(Records from a collection of figures)
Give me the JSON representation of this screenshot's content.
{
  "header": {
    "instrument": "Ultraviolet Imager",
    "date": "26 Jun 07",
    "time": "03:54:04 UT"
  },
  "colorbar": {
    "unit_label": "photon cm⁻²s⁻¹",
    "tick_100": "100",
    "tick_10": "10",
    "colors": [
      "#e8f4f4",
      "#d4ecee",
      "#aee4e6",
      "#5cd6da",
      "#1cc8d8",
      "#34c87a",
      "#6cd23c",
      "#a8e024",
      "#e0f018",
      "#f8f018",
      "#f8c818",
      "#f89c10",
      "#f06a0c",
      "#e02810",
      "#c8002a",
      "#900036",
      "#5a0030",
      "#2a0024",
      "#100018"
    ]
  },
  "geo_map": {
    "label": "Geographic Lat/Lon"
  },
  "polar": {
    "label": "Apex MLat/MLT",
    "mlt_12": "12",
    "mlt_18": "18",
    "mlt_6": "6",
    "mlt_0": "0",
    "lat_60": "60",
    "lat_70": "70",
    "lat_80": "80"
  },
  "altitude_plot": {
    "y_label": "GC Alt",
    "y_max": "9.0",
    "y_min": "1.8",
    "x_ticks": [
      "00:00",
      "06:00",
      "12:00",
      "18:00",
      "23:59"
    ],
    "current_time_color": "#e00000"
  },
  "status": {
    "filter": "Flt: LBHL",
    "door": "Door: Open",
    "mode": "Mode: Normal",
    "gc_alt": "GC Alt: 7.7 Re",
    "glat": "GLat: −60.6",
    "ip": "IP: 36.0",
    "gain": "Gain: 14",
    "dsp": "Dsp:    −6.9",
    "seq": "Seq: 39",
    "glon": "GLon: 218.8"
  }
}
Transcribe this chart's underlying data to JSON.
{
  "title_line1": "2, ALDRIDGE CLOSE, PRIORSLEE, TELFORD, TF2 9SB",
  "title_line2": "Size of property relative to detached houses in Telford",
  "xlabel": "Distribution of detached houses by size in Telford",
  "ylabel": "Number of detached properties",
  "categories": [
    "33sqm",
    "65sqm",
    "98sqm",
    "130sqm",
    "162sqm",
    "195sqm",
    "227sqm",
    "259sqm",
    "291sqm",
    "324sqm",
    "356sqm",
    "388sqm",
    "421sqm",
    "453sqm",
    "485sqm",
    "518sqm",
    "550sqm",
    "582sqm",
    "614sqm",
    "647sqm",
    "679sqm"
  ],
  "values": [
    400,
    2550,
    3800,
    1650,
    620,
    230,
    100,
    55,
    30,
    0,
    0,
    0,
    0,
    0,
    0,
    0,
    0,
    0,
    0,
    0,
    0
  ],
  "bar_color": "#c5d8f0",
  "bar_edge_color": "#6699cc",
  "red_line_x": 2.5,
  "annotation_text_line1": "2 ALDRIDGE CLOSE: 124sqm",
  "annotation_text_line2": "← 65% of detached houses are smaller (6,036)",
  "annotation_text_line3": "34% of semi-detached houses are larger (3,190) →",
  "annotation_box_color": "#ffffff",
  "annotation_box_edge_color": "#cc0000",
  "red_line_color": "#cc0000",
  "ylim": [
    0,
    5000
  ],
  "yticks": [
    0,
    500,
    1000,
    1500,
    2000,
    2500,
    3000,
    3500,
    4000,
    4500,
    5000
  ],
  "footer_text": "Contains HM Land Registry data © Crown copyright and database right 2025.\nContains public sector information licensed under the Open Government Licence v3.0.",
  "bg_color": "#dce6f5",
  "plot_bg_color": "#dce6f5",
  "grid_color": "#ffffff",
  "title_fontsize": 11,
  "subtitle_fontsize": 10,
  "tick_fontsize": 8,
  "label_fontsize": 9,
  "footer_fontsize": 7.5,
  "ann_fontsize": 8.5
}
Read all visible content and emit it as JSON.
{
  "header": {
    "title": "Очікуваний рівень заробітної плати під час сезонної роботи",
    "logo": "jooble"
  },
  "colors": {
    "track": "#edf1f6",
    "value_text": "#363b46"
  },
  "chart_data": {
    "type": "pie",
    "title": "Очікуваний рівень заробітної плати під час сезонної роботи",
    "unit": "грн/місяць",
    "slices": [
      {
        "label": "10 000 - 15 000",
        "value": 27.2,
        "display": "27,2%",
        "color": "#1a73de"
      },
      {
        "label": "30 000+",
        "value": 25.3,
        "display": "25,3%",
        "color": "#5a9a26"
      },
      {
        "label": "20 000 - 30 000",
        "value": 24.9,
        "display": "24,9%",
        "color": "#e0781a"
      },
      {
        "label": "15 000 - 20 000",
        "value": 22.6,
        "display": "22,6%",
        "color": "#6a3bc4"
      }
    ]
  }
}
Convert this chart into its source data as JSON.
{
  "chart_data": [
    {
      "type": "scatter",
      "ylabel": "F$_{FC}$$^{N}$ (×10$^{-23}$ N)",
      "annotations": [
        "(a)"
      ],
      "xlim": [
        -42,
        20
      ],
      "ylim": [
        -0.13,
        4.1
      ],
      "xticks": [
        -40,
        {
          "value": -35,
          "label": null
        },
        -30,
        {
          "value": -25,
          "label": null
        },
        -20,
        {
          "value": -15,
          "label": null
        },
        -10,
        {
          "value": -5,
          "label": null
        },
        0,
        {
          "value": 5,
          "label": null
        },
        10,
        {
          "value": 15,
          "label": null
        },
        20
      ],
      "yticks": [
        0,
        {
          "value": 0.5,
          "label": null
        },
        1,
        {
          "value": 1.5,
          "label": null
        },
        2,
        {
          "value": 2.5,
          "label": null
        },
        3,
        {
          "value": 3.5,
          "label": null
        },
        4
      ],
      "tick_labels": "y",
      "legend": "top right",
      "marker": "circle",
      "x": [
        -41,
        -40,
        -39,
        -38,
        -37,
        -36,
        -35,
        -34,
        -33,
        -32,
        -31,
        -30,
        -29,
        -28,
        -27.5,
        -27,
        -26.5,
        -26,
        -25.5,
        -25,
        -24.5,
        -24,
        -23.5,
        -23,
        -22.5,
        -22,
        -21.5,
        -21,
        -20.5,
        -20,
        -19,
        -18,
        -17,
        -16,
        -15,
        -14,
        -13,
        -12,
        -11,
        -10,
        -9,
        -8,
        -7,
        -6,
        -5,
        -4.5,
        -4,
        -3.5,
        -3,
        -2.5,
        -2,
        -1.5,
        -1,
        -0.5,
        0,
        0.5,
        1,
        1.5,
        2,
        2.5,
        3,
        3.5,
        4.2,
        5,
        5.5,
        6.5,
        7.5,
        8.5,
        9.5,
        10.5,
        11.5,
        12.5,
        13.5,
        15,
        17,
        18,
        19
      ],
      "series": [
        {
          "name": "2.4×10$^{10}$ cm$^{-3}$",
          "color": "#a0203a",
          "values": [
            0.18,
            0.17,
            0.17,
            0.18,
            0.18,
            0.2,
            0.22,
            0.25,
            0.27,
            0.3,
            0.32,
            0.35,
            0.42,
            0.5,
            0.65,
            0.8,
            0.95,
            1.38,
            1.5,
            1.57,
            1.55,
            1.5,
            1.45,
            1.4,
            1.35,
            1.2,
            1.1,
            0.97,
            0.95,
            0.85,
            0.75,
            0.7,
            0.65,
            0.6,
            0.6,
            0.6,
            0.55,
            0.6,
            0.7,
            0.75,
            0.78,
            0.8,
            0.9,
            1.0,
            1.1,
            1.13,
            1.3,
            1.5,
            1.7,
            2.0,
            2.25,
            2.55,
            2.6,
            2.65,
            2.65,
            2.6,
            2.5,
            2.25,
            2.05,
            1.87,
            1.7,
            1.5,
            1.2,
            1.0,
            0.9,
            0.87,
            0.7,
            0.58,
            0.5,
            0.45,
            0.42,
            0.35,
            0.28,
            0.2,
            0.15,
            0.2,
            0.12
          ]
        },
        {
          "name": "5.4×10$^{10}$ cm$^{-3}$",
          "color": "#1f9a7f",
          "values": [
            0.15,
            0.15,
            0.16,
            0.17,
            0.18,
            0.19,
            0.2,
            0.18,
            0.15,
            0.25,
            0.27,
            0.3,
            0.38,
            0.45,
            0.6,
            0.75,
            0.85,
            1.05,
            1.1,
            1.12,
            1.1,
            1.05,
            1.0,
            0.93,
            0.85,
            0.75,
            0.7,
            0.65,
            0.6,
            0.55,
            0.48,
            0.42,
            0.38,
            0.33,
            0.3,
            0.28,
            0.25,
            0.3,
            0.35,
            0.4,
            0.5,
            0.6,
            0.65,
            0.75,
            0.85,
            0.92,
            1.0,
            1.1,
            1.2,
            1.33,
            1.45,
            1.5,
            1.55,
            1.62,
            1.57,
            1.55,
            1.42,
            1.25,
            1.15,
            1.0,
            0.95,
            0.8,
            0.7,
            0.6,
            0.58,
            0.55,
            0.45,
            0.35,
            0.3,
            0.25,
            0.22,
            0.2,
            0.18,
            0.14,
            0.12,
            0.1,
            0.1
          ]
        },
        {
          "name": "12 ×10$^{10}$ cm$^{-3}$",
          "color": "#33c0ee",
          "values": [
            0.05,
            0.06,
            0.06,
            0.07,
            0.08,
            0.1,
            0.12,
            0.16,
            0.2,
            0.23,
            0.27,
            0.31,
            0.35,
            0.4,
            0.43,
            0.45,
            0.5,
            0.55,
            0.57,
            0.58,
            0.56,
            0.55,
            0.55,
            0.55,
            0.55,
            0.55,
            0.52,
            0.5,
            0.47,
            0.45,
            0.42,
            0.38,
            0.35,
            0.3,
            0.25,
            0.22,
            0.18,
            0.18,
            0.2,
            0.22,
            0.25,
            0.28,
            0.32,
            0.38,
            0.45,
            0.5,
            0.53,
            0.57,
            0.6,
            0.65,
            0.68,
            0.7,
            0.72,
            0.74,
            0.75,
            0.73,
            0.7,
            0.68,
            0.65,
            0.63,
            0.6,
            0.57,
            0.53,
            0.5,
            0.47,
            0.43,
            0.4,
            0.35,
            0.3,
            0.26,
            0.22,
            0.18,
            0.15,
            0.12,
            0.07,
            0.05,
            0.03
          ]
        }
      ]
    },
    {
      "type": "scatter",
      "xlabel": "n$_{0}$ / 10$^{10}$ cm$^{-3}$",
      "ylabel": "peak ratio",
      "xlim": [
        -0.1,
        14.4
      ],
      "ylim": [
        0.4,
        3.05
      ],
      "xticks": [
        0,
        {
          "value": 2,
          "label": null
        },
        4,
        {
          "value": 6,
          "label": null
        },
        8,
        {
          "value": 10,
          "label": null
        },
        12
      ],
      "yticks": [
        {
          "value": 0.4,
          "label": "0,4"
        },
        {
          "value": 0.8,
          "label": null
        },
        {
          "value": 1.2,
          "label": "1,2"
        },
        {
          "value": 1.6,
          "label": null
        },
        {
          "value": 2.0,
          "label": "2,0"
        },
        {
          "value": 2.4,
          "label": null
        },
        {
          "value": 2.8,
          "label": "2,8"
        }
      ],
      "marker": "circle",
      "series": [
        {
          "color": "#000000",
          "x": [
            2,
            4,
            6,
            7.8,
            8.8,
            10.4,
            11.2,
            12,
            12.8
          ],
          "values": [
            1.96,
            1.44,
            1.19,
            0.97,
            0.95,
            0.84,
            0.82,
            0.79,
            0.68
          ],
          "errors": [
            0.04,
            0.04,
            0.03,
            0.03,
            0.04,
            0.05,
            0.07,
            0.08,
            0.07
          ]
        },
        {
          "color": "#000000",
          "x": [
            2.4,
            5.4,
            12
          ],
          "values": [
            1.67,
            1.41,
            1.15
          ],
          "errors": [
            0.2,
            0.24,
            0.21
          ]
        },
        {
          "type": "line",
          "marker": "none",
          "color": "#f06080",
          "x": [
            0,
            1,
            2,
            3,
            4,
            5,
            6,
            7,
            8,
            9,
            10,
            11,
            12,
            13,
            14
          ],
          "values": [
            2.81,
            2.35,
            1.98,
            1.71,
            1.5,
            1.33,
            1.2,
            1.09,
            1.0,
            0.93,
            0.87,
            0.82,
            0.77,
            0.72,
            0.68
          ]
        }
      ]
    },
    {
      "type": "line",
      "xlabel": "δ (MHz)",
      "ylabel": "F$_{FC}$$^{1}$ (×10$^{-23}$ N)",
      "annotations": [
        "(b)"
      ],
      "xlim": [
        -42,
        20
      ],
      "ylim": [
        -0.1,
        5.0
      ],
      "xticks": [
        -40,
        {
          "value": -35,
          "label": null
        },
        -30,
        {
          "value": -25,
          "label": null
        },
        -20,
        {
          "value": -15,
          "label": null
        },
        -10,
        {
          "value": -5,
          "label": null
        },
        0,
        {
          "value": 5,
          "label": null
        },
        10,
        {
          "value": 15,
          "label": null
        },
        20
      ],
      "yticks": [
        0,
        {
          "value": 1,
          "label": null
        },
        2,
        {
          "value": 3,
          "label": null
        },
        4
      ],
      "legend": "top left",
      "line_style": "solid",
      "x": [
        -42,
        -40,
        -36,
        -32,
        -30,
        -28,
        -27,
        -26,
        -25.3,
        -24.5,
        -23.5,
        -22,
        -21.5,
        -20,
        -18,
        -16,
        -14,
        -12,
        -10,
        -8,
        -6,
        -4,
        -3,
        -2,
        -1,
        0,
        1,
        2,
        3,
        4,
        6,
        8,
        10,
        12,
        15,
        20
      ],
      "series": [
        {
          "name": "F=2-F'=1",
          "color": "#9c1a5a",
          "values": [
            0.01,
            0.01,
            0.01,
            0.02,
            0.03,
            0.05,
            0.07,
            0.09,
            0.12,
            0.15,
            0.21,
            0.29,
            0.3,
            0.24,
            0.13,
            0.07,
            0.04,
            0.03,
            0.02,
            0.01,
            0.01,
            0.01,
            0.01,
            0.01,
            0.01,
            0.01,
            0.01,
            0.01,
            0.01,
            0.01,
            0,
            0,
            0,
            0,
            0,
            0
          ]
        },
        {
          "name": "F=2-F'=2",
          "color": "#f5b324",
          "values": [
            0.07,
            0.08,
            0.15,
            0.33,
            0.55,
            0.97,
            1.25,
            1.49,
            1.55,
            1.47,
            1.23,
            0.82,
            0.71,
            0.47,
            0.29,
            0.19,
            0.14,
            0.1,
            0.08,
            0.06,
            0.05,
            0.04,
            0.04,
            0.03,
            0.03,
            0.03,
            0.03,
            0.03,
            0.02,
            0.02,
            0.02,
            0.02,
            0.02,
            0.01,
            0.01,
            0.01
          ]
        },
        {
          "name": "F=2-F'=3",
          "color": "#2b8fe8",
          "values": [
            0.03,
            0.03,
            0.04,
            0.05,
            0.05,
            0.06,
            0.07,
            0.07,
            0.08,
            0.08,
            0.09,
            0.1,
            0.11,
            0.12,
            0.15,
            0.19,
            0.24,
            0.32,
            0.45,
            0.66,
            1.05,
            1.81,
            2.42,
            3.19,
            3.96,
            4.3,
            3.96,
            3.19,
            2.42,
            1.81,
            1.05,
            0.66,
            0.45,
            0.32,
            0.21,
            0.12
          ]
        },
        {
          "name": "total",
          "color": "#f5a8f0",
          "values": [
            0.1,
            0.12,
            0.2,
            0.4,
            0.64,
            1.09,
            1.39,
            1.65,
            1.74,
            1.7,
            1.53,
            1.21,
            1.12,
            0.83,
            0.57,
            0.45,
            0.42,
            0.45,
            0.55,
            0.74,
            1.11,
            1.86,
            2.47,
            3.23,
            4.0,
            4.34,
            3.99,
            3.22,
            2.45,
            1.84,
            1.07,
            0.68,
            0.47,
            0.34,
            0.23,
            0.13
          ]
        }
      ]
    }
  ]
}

*What you are asked to do*.
Determine how many lines include the string "Open". Give no answer but the number.

*Written response*.
2